──────── Material for this exercise
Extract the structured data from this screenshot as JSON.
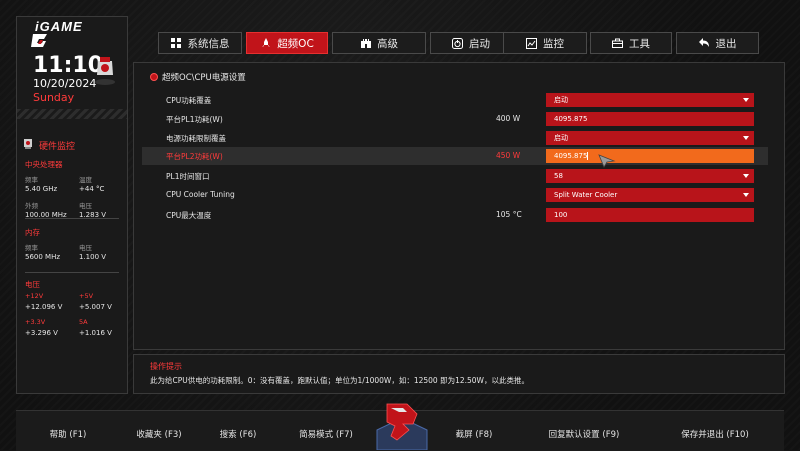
{
  "brand": "iGAME",
  "clock": {
    "time": "11:10",
    "date": "10/20/2024",
    "weekday": "Sunday"
  },
  "hardware": {
    "title": "硬件监控",
    "cpu": {
      "title": "中央处理器",
      "freq_label": "频率",
      "freq": "5.40 GHz",
      "temp_label": "温度",
      "temp": "+44 °C",
      "ext_freq_label": "外频",
      "ext_freq": "100.00 MHz",
      "voltage_label": "电压",
      "voltage": "1.283 V"
    },
    "memory": {
      "title": "内存",
      "freq_label": "频率",
      "freq": "5600 MHz",
      "voltage_label": "电压",
      "voltage": "1.100 V"
    },
    "power": {
      "title": "电压",
      "v12_label": "+12V",
      "v12": "+12.096 V",
      "v5_label": "+5V",
      "v5": "+5.007 V",
      "v33_label": "+3.3V",
      "v33": "+3.296 V",
      "v5sb_label": "5A",
      "v5sb": "+1.016 V"
    }
  },
  "tabs": [
    {
      "label": "系统信息",
      "icon": "grid-icon"
    },
    {
      "label": "超频OC",
      "icon": "rocket-icon",
      "active": true
    },
    {
      "label": "高级",
      "icon": "castle-icon"
    },
    {
      "label": "启动",
      "icon": "power-icon"
    },
    {
      "label": "监控",
      "icon": "chart-icon"
    },
    {
      "label": "工具",
      "icon": "toolbox-icon"
    },
    {
      "label": "退出",
      "icon": "return-icon"
    }
  ],
  "breadcrumb": "超频OC\\CPU电源设置",
  "settings": [
    {
      "label": "CPU功耗覆盖",
      "mid": "",
      "value": "启动",
      "dropdown": true
    },
    {
      "label": "平台PL1功耗(W)",
      "mid": "400 W",
      "value": "4095.875",
      "dropdown": false
    },
    {
      "label": "电源功耗限制覆盖",
      "mid": "",
      "value": "启动",
      "dropdown": true
    },
    {
      "label": "平台PL2功耗(W)",
      "mid": "450 W",
      "value": "4095.875",
      "dropdown": false,
      "selected": true
    },
    {
      "label": "PL1时间窗口",
      "mid": "",
      "value": "58",
      "dropdown": true
    },
    {
      "label": "CPU Cooler Tuning",
      "mid": "",
      "value": "Split Water Cooler",
      "dropdown": true
    },
    {
      "label": "CPU最大温度",
      "mid": "105 °C",
      "value": "100",
      "dropdown": false
    }
  ],
  "help": {
    "title": "操作提示",
    "text": "此为给CPU供电的功耗限制。0：没有覆盖，跑默认值；单位为1/1000W，如：12500 即为12.50W，以此类推。"
  },
  "function_keys": [
    {
      "label": "帮助 (F1)"
    },
    {
      "label": "收藏夹 (F3)"
    },
    {
      "label": "搜索 (F6)"
    },
    {
      "label": "简易模式 (F7)"
    },
    {
      "label": "截屏 (F8)"
    },
    {
      "label": "回复默认设置 (F9)"
    },
    {
      "label": "保存并退出 (F10)"
    }
  ],
  "colors": {
    "accent": "#c1141a",
    "highlight": "#f26a1c",
    "label_red": "#ff3b3b"
  }
}
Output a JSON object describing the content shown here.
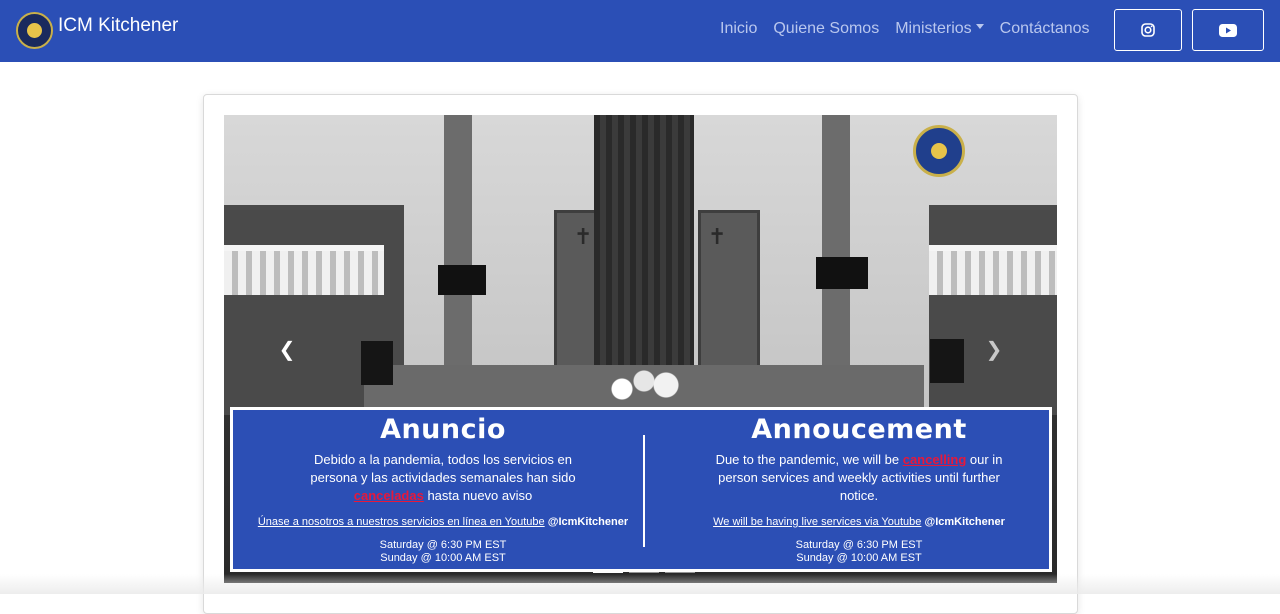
────────────────
Give only the number of lines in the entries above that contain the string "title".

■ Solved exercise: 5